▸ WHAT YOU SHOULD DO: Turn everything in the listing below from the line containing "back-arrow-icon[interactable]: ← [18,40,38,62]" down to the line containing "sidebar-item-video[interactable]: 视频 [8,186,148,210]" into a JSON list of strings, one string per line, leaving out blank lines.

▸ EXERCISE MATERIALS:
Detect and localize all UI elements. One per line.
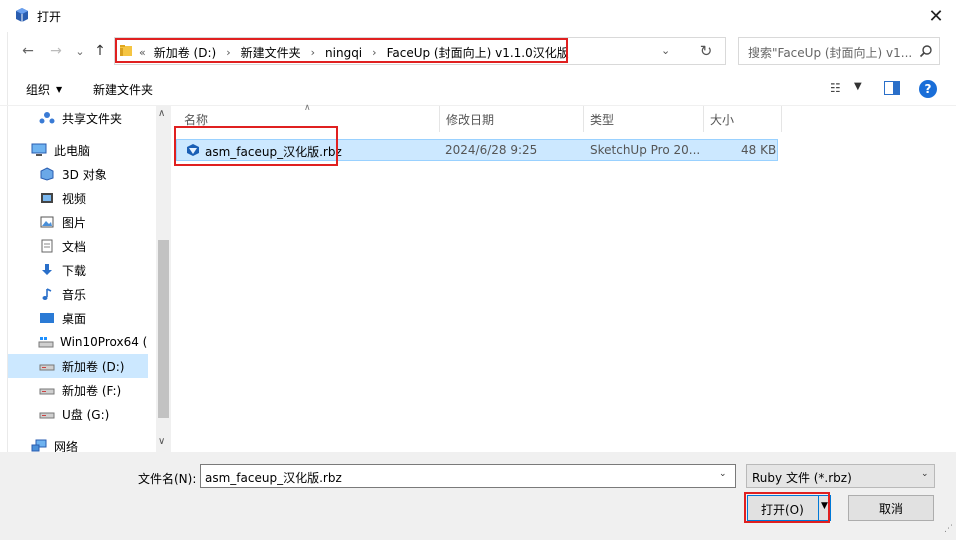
back-arrow-icon[interactable]: ← [18,40,38,62]
pictures-icon [38,214,56,230]
open-button-highlight-box [744,492,830,523]
file-type: SketchUp Pro 20... [590,143,701,157]
scroll-up-icon[interactable]: ∧ [158,108,165,119]
filetype-value: Ruby 文件 (*.rbz) [752,471,852,485]
sidebar-item-video[interactable]: 视频 [8,186,148,210]
title-bar: 打开 ✕ [0,0,960,32]
sidebar-item-3d-objects[interactable]: 3D 对象 [8,162,148,186]
filename-input[interactable]: asm_faceup_汉化版.rbz ⌄ [200,464,736,488]
file-size: 48 KB [741,143,777,157]
scroll-down-icon[interactable]: ∨ [158,436,165,447]
sidebar-item-music[interactable]: 音乐 [8,282,148,306]
window-title: 打开 [37,10,62,24]
column-header-label: 修改日期 [446,112,495,127]
dialog-footer: 文件名(N): asm_faceup_汉化版.rbz ⌄ Ruby 文件 (*.… [0,452,960,540]
filename-value: asm_faceup_汉化版.rbz [205,471,342,485]
search-icon[interactable] [919,44,933,61]
drive-f-icon [38,382,56,398]
cancel-button-label: 取消 [878,501,903,516]
sidebar-item-label: 视频 [62,191,87,206]
column-header-type[interactable]: 类型 [584,106,704,132]
help-icon[interactable]: ? [919,80,937,98]
filetype-select[interactable]: Ruby 文件 (*.rbz) ⌄ [746,464,935,488]
cancel-button[interactable]: 取消 [848,495,934,521]
downloads-icon [38,262,56,278]
column-header-label: 大小 [710,112,735,127]
recent-locations-chevron-icon[interactable]: ⌄ [70,40,90,62]
organize-arrow-icon: ▼ [56,85,63,94]
navigation-pane: 共享文件夹 此电脑 3D 对象 视频 图片 文档 下载 音乐 桌面 Win10P… [8,106,171,454]
sidebar-item-shared-folder[interactable]: 共享文件夹 [8,106,148,130]
sidebar-item-label: 下载 [62,263,87,278]
sidebar-item-drive-f[interactable]: 新加卷 (F:) [8,378,148,402]
usb-drive-icon [38,406,56,422]
shared-folder-icon [38,110,56,126]
sidebar-item-label: 共享文件夹 [62,111,123,126]
address-dropdown-chevron-icon[interactable]: ⌄ [661,44,670,57]
scrollbar-thumb[interactable] [158,240,169,418]
drive-d-icon [38,358,56,374]
sidebar-item-downloads[interactable]: 下载 [8,258,148,282]
command-toolbar: 组织 ▼ 新建文件夹 ☷ ▼ ? [0,72,960,106]
sidebar-item-label: 图片 [62,215,87,230]
sidebar-item-drive-c[interactable]: Win10Prox64 (C [8,330,148,354]
column-header-size[interactable]: 大小 [704,106,782,132]
sidebar-item-label: U盘 (G:) [62,407,110,422]
close-icon[interactable]: ✕ [916,0,956,32]
search-placeholder: 搜索"FaceUp (封面向上) v1... [748,46,913,60]
search-input[interactable]: 搜索"FaceUp (封面向上) v1... [738,37,940,65]
documents-icon [38,238,56,254]
forward-arrow-icon[interactable]: → [46,40,66,62]
column-header-date[interactable]: 修改日期 [440,106,584,132]
sidebar-item-label: 桌面 [62,311,87,326]
view-options-arrow-icon[interactable]: ▼ [854,81,862,92]
address-highlight-box [115,38,568,63]
sidebar-item-this-pc[interactable]: 此电脑 [8,138,148,162]
sidebar-item-label: 3D 对象 [62,167,107,182]
view-options-icon[interactable]: ☷ [830,81,841,95]
filename-dropdown-chevron-icon[interactable]: ⌄ [719,469,727,479]
video-icon [38,190,56,206]
refresh-icon[interactable]: ↻ [694,40,718,62]
music-icon [38,286,56,302]
sidebar-item-pictures[interactable]: 图片 [8,210,148,234]
organize-label: 组织 [26,83,51,97]
file-date: 2024/6/28 9:25 [445,143,538,157]
filename-label: 文件名(N): [138,472,197,486]
drive-c-icon [38,334,54,350]
sidebar-item-drive-d[interactable]: 新加卷 (D:) [8,354,148,378]
background-window-edge [956,0,960,540]
sidebar-item-label: 新加卷 (F:) [62,383,122,398]
sidebar-item-label: 新加卷 (D:) [62,359,125,374]
sidebar-item-desktop[interactable]: 桌面 [8,306,148,330]
3d-objects-icon [38,166,56,182]
sidebar-item-label: 文档 [62,239,87,254]
this-pc-icon [30,142,48,158]
column-header-label: 名称 [184,112,209,127]
column-header-label: 类型 [590,112,615,127]
sidebar-item-label: Win10Prox64 (C [60,335,148,349]
preview-pane-icon[interactable] [884,81,900,98]
sketchup-app-icon [14,7,30,23]
sidebar-item-documents[interactable]: 文档 [8,234,148,258]
file-highlight-box [174,126,338,166]
up-arrow-icon[interactable]: ↑ [90,40,110,62]
sidebar-item-label: 音乐 [62,287,87,302]
desktop-icon [38,310,56,326]
file-list: ∧ 名称 修改日期 类型 大小 asm_faceup_汉化版.rbz 2024/… [170,103,960,452]
new-folder-button[interactable]: 新建文件夹 [93,81,153,98]
organize-button[interactable]: 组织 ▼ [26,81,62,98]
filetype-chevron-icon: ⌄ [921,469,929,479]
sidebar-item-usb-drive[interactable]: U盘 (G:) [8,402,148,426]
sidebar-item-label: 此电脑 [54,143,91,158]
resize-grip-icon[interactable]: ⋰ [944,524,953,534]
sidebar-scrollbar[interactable]: ∧ ∨ [156,106,171,452]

▸ RESULT OF THIS EXERCISE:
[
  "back-arrow-icon[interactable]: ← [18,40,38,62]",
  "pictures-icon [38,214,56,230]",
  "open-button-highlight-box [744,492,830,523]",
  "file-type: SketchUp Pro 20... [590,143,701,157]",
  "scroll-up-icon[interactable]: ∧ [158,108,165,119]",
  "filetype-value: Ruby 文件 (*.rbz) [752,471,852,485]",
  "sidebar-item-video[interactable]: 视频 [8,186,148,210]"
]